> [WRITTEN TASK] Reproduce the records below in full and word for word, excluding pictures.

> [DATA IN THIS EXERCISE]

** start **

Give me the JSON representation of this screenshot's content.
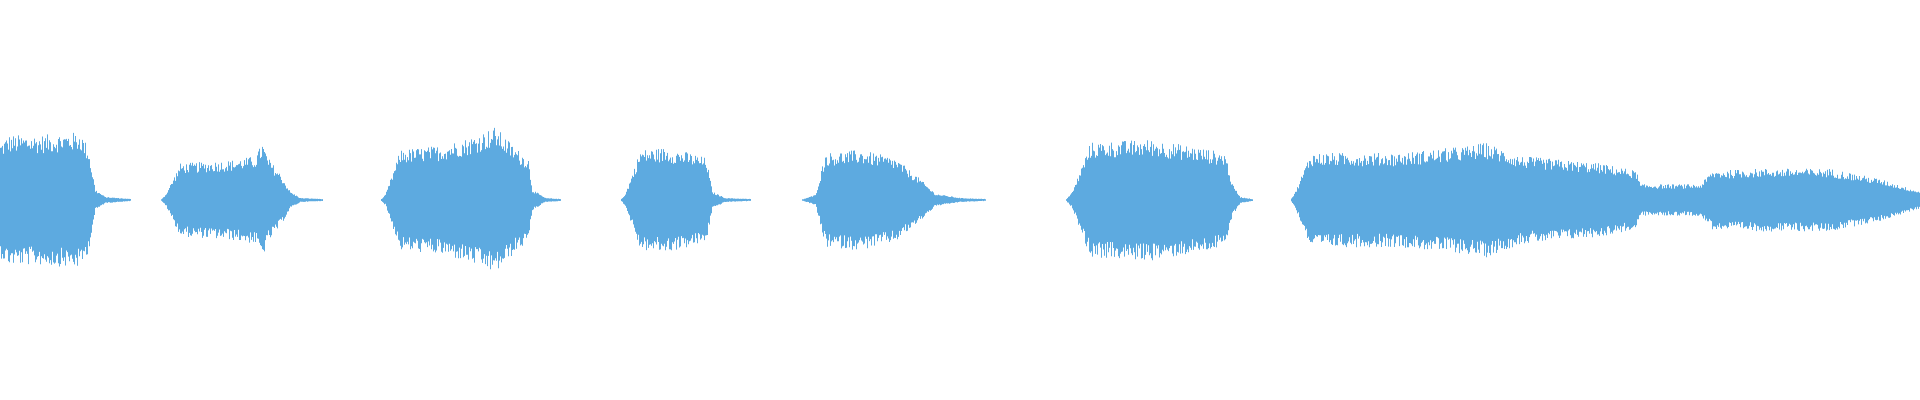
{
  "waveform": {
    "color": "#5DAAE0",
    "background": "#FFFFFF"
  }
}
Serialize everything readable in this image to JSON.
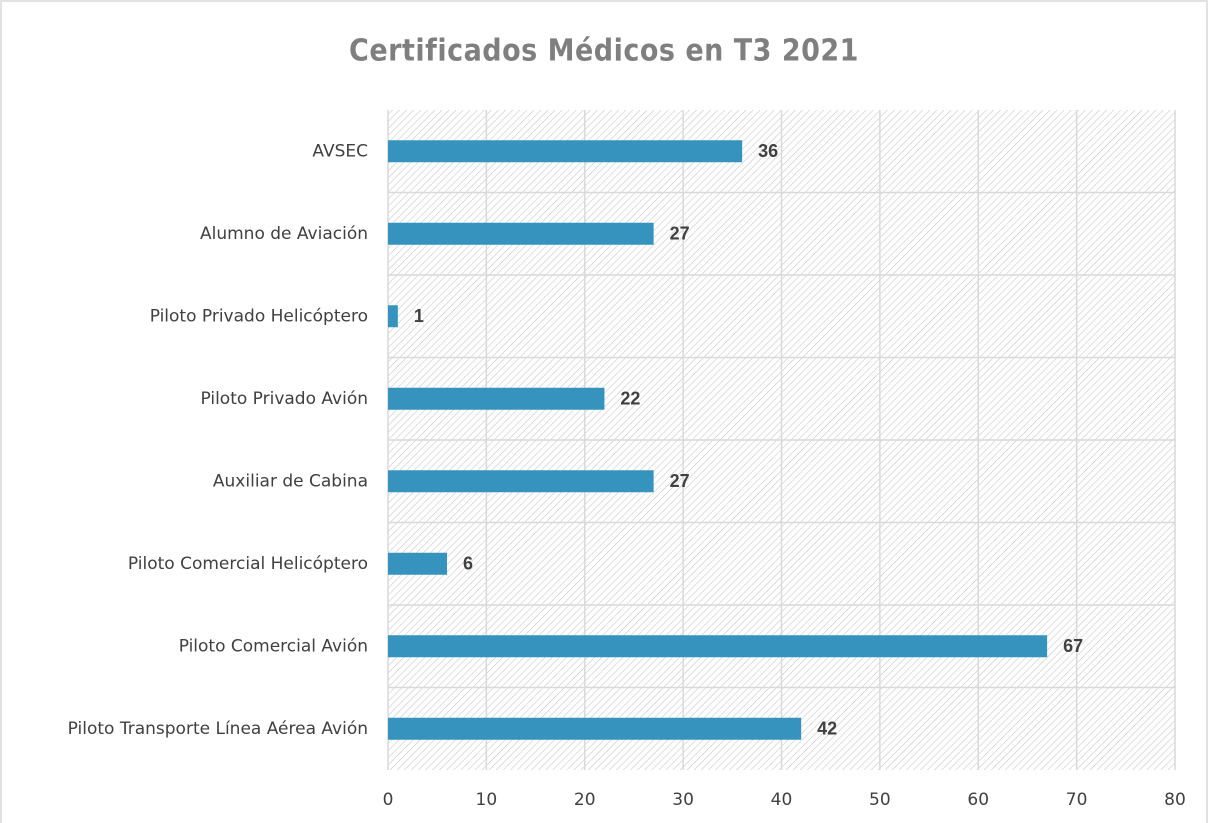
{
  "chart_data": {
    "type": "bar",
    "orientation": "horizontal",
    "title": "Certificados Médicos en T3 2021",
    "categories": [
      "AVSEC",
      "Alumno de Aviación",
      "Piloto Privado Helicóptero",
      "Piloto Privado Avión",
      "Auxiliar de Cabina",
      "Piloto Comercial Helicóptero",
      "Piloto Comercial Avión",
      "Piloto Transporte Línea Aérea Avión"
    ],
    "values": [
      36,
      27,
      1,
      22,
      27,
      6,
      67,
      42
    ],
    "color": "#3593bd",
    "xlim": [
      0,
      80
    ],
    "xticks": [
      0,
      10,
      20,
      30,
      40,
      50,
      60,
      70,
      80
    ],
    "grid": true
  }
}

** end **

> [TASK RESULT]
Give me the JSON representation of this screenshot's content.
{
  "waveform": {
    "color": "#5DAAE0",
    "background": "#FFFFFF"
  }
}
Serialize everything readable in this image to JSON.
{
  "chart_data": {
    "type": "bar",
    "orientation": "horizontal",
    "title": "Certificados Médicos en T3 2021",
    "categories": [
      "AVSEC",
      "Alumno de Aviación",
      "Piloto Privado Helicóptero",
      "Piloto Privado Avión",
      "Auxiliar de Cabina",
      "Piloto Comercial Helicóptero",
      "Piloto Comercial Avión",
      "Piloto Transporte Línea Aérea Avión"
    ],
    "values": [
      36,
      27,
      1,
      22,
      27,
      6,
      67,
      42
    ],
    "color": "#3593bd",
    "xlim": [
      0,
      80
    ],
    "xticks": [
      0,
      10,
      20,
      30,
      40,
      50,
      60,
      70,
      80
    ],
    "grid": true
  }
}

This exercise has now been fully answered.